• SUPPLIED DATA
####

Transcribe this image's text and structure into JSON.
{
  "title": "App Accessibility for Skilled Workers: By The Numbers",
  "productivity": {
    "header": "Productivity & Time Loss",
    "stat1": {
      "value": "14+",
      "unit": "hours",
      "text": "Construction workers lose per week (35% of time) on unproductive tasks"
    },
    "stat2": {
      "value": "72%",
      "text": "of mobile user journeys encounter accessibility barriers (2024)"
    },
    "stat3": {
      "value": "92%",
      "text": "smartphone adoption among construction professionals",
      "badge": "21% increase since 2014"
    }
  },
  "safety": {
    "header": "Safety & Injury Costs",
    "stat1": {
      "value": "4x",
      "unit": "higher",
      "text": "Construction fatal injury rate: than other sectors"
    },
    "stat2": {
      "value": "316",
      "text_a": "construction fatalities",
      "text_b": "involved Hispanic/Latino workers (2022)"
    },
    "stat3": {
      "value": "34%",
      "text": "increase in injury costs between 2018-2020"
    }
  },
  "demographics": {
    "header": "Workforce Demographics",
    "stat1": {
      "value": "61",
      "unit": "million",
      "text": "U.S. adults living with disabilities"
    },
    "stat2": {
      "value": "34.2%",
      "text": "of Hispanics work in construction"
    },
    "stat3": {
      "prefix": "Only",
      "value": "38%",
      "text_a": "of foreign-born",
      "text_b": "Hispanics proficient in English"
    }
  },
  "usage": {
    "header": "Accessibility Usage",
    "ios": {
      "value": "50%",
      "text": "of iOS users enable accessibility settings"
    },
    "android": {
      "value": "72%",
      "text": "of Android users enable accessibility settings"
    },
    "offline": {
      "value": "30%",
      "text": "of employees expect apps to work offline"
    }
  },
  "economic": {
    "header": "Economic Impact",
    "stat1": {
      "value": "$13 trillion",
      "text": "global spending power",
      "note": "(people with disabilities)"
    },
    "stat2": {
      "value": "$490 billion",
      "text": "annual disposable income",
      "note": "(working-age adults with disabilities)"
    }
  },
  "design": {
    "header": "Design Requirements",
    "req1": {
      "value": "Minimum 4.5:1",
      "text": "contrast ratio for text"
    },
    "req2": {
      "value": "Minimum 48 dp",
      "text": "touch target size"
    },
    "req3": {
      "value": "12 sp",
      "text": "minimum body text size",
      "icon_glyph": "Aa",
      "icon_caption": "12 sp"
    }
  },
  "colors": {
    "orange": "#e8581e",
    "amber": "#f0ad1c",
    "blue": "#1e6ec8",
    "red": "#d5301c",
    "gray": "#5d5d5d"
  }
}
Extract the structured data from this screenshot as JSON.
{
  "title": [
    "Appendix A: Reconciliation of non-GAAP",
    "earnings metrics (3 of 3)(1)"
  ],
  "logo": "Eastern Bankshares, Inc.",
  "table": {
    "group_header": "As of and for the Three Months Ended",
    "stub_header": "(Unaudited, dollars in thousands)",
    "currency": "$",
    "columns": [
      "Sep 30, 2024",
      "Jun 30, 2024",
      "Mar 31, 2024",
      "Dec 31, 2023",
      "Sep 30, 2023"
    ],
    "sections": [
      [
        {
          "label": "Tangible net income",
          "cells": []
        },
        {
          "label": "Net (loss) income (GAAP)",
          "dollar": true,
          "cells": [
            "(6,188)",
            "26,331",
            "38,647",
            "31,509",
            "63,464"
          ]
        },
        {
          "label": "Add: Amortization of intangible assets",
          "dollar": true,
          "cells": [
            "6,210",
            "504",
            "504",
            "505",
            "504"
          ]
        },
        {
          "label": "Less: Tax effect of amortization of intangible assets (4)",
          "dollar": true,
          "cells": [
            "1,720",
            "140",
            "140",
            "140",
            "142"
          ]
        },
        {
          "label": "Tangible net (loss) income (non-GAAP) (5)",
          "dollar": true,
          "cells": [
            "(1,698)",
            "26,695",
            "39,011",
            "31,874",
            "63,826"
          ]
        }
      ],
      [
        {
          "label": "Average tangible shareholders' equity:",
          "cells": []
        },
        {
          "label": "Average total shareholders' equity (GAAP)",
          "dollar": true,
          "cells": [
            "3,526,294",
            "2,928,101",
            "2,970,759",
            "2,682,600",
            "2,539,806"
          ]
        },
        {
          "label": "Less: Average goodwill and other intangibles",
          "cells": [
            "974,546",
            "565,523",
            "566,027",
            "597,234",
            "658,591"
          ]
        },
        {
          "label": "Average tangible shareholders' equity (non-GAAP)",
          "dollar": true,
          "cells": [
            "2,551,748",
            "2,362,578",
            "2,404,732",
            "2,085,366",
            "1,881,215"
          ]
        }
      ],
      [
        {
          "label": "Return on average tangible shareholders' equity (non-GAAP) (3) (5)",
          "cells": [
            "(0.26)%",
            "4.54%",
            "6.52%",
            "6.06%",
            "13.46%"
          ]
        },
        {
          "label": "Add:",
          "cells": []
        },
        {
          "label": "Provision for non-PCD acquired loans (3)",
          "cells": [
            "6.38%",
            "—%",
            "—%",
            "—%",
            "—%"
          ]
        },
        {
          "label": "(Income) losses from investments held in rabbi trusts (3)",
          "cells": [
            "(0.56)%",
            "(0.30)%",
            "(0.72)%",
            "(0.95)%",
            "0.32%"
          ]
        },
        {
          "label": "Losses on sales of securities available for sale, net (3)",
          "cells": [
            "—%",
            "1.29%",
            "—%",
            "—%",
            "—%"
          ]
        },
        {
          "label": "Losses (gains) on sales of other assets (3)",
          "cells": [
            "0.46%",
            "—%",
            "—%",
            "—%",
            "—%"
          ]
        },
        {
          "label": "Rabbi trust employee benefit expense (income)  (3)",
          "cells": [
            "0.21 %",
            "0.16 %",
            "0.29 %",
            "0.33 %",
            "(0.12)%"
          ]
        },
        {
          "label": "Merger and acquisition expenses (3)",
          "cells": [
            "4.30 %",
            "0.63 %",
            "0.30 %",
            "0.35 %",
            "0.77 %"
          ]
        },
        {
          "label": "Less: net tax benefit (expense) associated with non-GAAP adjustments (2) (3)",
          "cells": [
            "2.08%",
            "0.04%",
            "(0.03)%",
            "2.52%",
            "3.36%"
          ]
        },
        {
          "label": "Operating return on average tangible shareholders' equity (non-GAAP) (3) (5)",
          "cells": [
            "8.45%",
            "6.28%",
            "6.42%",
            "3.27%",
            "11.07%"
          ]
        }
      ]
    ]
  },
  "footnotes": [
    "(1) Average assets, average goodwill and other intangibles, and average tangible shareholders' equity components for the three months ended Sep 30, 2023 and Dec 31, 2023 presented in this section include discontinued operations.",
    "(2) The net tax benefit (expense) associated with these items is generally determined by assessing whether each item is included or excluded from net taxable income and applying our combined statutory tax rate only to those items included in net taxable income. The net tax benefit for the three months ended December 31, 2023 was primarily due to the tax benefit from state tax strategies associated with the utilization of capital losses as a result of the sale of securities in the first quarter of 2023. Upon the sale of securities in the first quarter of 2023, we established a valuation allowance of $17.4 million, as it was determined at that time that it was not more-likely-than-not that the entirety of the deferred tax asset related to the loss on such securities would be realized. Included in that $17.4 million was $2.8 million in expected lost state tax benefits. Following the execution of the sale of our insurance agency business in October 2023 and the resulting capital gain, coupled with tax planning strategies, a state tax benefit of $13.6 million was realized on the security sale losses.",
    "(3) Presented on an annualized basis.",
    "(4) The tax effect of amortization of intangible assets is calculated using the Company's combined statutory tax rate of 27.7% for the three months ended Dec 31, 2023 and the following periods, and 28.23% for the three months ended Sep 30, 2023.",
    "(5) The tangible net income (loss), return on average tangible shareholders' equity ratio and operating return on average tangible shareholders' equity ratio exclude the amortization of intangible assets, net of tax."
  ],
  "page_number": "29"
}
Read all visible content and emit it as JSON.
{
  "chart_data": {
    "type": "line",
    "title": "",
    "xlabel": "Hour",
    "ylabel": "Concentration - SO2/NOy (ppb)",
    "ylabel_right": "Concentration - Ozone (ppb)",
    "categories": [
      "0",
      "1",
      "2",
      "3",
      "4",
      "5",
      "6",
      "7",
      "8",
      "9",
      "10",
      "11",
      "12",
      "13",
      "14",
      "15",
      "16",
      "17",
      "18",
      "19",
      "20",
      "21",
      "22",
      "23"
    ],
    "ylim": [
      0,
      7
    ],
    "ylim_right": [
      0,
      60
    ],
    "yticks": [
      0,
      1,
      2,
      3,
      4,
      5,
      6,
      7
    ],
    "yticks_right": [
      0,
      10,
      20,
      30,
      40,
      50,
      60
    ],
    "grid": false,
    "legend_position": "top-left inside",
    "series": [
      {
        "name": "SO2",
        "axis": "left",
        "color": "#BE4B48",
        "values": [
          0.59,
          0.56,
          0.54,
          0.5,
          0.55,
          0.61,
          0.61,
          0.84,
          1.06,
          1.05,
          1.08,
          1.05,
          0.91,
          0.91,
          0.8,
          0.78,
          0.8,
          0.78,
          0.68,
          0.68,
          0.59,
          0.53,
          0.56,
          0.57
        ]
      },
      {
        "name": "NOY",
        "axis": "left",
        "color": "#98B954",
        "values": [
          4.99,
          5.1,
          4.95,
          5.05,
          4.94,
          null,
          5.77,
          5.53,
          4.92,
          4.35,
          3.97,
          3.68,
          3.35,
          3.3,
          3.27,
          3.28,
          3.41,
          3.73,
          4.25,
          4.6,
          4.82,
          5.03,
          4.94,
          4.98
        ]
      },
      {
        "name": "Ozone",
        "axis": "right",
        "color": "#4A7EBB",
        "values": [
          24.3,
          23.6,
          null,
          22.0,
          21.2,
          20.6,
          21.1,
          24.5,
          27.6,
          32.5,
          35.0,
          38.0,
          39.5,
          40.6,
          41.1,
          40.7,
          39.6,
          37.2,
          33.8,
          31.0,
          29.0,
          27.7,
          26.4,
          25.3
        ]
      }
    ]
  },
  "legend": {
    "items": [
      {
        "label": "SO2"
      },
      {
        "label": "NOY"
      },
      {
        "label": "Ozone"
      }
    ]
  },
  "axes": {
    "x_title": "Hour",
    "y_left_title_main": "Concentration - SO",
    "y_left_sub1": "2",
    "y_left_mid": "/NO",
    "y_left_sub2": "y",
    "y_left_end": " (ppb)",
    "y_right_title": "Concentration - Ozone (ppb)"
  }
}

####

• WORK TO DO
Find the lines containing "million" and pull them out.

• THE COMPLETED TASK
      "unit": "million",
    "(2) The net tax benefit (expense) associated with these items is generally determined by assessing whether each item is included or excluded from net taxable income and applying our combined statutory tax rate only to those items included in net taxable income. The net tax benefit for the three months ended December 31, 2023 was primarily due to the tax benefit from state tax strategies associated with the utilization of capital losses as a result of the sale of securities in the first quarter of 2023. Upon the sale of securities in the first quarter of 2023, we established a valuation allowance of $17.4 million, as it was determined at that time that it was not more-likely-than-not that the entirety of the deferred tax asset related to the loss on such securities would be realized. Included in that $17.4 million was $2.8 million in expected lost state tax benefits. Following the execution of the sale of our insurance agency business in October 2023 and the resulting capital gain, coupled with tax planning strategies, a state tax benefit of $13.6 million was realized on the security sale losses.",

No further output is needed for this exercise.